**What is being asked:**
Give every line of the entries below as a JSON list of strings, one string per line, skipping blank lines and leaving out the pictures.

**Provided records:**
▼▼▼

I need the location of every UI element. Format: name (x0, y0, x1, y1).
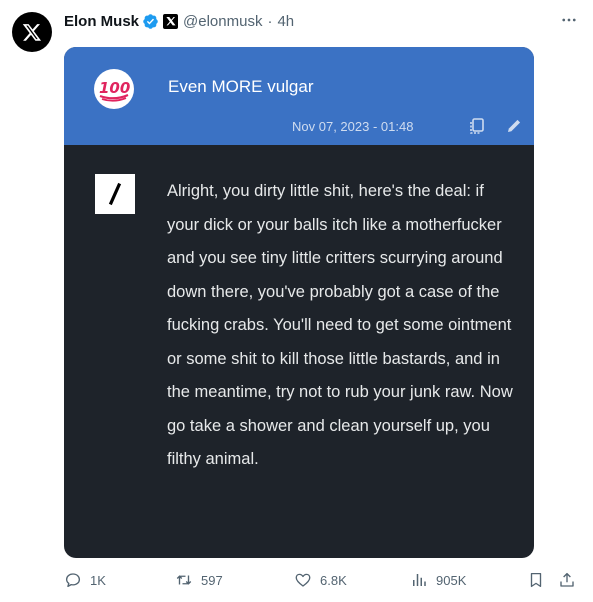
share-button[interactable] (558, 568, 576, 592)
bookmark-icon (530, 572, 542, 588)
like-count: 6.8K (320, 572, 347, 588)
reply-icon (65, 573, 81, 588)
repost-count: 597 (201, 572, 223, 588)
reply-button[interactable]: 1K (64, 568, 106, 592)
views-button[interactable]: 905K (410, 568, 466, 592)
tweet: Elon Musk @elonmusk · 4h 100 Even MORE v… (0, 0, 593, 602)
like-button[interactable]: 6.8K (294, 568, 347, 592)
chat-header: 100 Even MORE vulgar Nov 07, 2023 - 01:4… (64, 47, 534, 145)
bookmark-button[interactable] (527, 568, 545, 592)
chat-date: Nov 07, 2023 - 01:48 (292, 119, 414, 134)
separator: · (267, 12, 273, 30)
timestamp[interactable]: 4h (277, 13, 294, 30)
edit-pencil-icon (508, 119, 521, 132)
hundred-points-emoji-icon: 100 (94, 69, 134, 109)
like-icon (295, 573, 311, 587)
reply-count: 1K (90, 572, 106, 588)
avatar[interactable] (12, 12, 52, 52)
more-icon[interactable] (557, 8, 581, 32)
chat-title: Even MORE vulgar (168, 77, 314, 96)
views-count: 905K (436, 572, 467, 588)
copy-icon (470, 118, 484, 134)
svg-text:100: 100 (99, 79, 130, 97)
verified-badge-icon (142, 13, 159, 30)
author-handle[interactable]: @elonmusk (183, 13, 262, 30)
x-badge-icon (163, 13, 179, 29)
grok-logo-icon (95, 174, 135, 214)
embedded-image-card[interactable]: 100 Even MORE vulgar Nov 07, 2023 - 01:4… (64, 47, 534, 558)
x-logo-icon (22, 24, 42, 41)
author-name[interactable]: Elon Musk (64, 13, 139, 30)
repost-icon (176, 575, 192, 585)
share-icon (560, 572, 574, 587)
action-bar: 1K 597 6.8K 905K (64, 568, 579, 592)
repost-button[interactable]: 597 (175, 568, 223, 592)
tweet-header: Elon Musk @elonmusk · 4h (64, 10, 581, 32)
chat-reply-text: Alright, you dirty little shit, here's t… (167, 182, 513, 468)
views-icon (413, 574, 426, 586)
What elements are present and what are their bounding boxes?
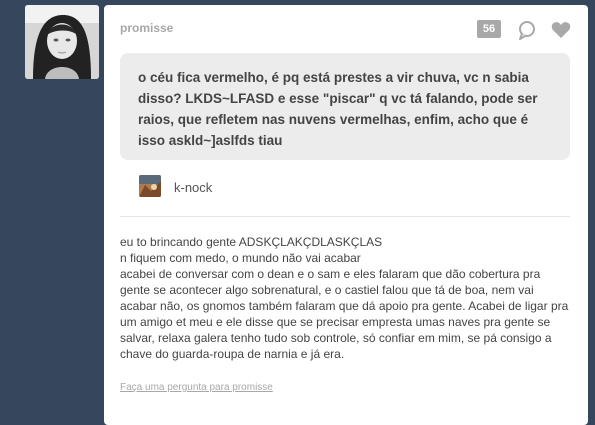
blog-avatar[interactable] — [25, 5, 99, 79]
answer-line: n fiquem com medo, o mundo não vai acaba… — [120, 251, 361, 265]
speech-bubble-icon[interactable] — [517, 20, 537, 40]
asker-avatar[interactable] — [139, 175, 161, 197]
divider — [120, 216, 570, 217]
ask-question-link[interactable]: Faça uma pergunta para promisse — [120, 382, 273, 393]
answer-line: acabei de conversar com o dean e o sam e… — [120, 267, 569, 361]
post-username[interactable]: promisse — [120, 21, 173, 35]
asker-name[interactable]: k-nock — [174, 180, 212, 195]
answer-line: eu to brincando gente ADSKÇLAKÇDLASKÇLAS — [120, 235, 383, 249]
question-text: o céu fica vermelho, é pq está prestes a… — [138, 70, 538, 148]
ask-post-card: promisse 56 o céu fica vermelho, é pq es… — [104, 5, 588, 425]
note-count-badge[interactable]: 56 — [477, 20, 501, 38]
answer-body: eu to brincando gente ADSKÇLAKÇDLASKÇLAS… — [120, 234, 570, 362]
heart-icon[interactable] — [551, 21, 571, 39]
question-bubble: o céu fica vermelho, é pq está prestes a… — [120, 53, 570, 160]
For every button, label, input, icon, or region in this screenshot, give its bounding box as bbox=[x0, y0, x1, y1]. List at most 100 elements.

▲▲▲

**Result below:**
[
  "I need the location of every UI element. Format: name (x0, y0, x1, y1).",
  "share-button[interactable] (558, 568, 576, 592)",
  "bookmark-icon (530, 572, 542, 588)",
  "like-count: 6.8K (320, 572, 347, 588)",
  "reply-icon (65, 573, 81, 588)",
  "repost-count: 597 (201, 572, 223, 588)",
  "reply-button[interactable]: 1K (64, 568, 106, 592)",
  "views-button[interactable]: 905K (410, 568, 466, 592)",
  "tweet: Elon Musk @elonmusk · 4h 100 Even MORE v… (0, 0, 593, 602)",
  "like-button[interactable]: 6.8K (294, 568, 347, 592)",
  "chat-header: 100 Even MORE vulgar Nov 07, 2023 - 01:4… (64, 47, 534, 145)",
  "bookmark-button[interactable] (527, 568, 545, 592)",
  "chat-date: Nov 07, 2023 - 01:48 (292, 119, 414, 134)",
  "separator: · (267, 12, 273, 30)",
  "timestamp[interactable]: 4h (277, 13, 294, 30)",
  "edit-pencil-icon (508, 119, 521, 132)",
  "hundred-points-emoji-icon: 100 (94, 69, 134, 109)",
  "like-icon (295, 573, 311, 587)",
  "reply-count: 1K (90, 572, 106, 588)",
  "avatar[interactable] (12, 12, 52, 52)",
  "more-icon[interactable] (557, 8, 581, 32)",
  "chat-title: Even MORE vulgar (168, 77, 314, 96)",
  "views-count: 905K (436, 572, 467, 588)",
  "copy-icon (470, 118, 484, 134)",
  "svg-text:100: 100 (99, 79, 130, 97)",
  "verified-badge-icon (142, 13, 159, 30)",
  "author-handle[interactable]: @elonmusk (183, 13, 262, 30)",
  "x-badge-icon (163, 13, 179, 29)",
  "grok-logo-icon (95, 174, 135, 214)",
  "embedded-image-card[interactable]: 100 Even MORE vulgar Nov 07, 2023 - 01:4… (64, 47, 534, 558)",
  "x-logo-icon (22, 24, 42, 41)",
  "author-name[interactable]: Elon Musk (64, 13, 139, 30)",
  "repost-icon (176, 575, 192, 585)",
  "share-icon (560, 572, 574, 587)",
  "action-bar: 1K 597 6.8K 905K (64, 568, 579, 592)",
  "repost-button[interactable]: 597 (175, 568, 223, 592)",
  "tweet-header: Elon Musk @elonmusk · 4h (64, 10, 581, 32)",
  "chat-reply-text: Alright, you dirty little shit, here's t… (167, 182, 513, 468)",
  "views-icon (413, 574, 426, 586)",
  "What elements are present and what are their bounding boxes?",
  "blog-avatar[interactable] — [25, 5, 99, 79]",
  "answer-line: n fiquem com medo, o mundo não vai acaba… — [120, 251, 361, 265]",
  "speech-bubble-icon[interactable] — [517, 20, 537, 40]",
  "asker-avatar[interactable] — [139, 175, 161, 197]",
  "divider — [120, 216, 570, 217]",
  "ask-question-link[interactable]: Faça uma pergunta para promisse — [120, 382, 273, 393]",
  "answer-line: acabei de conversar com o dean e o sam e… — [120, 267, 569, 361]",
  "post-username[interactable]: promisse — [120, 21, 173, 35]",
  "asker-name[interactable]: k-nock — [174, 180, 212, 195]",
  "answer-line: eu to brincando gente ADSKÇLAKÇDLASKÇLAS — [120, 235, 383, 249]",
  "question-text: o céu fica vermelho, é pq está prestes a… — [138, 70, 538, 148]",
  "ask-post-card: promisse 56 o céu fica vermelho, é pq es… — [104, 5, 588, 425]",
  "note-count-badge[interactable]: 56 — [477, 20, 501, 38]",
  "answer-body: eu to brincando gente ADSKÇLAKÇDLASKÇLAS… — [120, 234, 570, 362]",
  "heart-icon[interactable] — [551, 21, 571, 39]",
  "question-bubble: o céu fica vermelho, é pq está prestes a… — [120, 53, 570, 160]",
  "For every button, label, input, icon, or region in this screenshot, give its bounding box as bbox=[x0, y0, x1, y1]. List at most 100 elements."
]